_Directions for this task_
Extract every line that contains the word "adaptiv".
=====
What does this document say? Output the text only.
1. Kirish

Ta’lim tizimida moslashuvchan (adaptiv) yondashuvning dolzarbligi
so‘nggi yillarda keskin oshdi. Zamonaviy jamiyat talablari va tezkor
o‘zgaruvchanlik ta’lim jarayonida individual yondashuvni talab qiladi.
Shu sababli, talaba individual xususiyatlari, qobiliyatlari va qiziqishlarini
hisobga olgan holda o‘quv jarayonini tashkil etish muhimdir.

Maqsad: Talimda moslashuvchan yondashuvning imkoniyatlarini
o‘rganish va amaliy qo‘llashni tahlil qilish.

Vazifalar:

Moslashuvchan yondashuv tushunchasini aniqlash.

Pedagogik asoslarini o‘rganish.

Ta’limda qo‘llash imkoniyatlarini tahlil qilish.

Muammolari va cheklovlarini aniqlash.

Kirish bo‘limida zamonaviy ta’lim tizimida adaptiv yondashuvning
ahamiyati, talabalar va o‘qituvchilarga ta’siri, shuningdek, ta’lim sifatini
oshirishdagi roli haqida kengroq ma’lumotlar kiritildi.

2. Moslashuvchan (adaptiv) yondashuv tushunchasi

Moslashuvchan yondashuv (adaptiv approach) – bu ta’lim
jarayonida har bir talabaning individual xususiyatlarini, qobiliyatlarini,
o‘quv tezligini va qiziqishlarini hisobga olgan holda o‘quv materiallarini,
=====
_Task output_
Ta’lim tizimida moslashuvchan (adaptiv) yondashuvning dolzarbligi
Kirish bo‘limida zamonaviy ta’lim tizimida adaptiv yondashuvning
2. Moslashuvchan (adaptiv) yondashuv tushunchasi
Moslashuvchan yondashuv (adaptiv approach) – bu ta’lim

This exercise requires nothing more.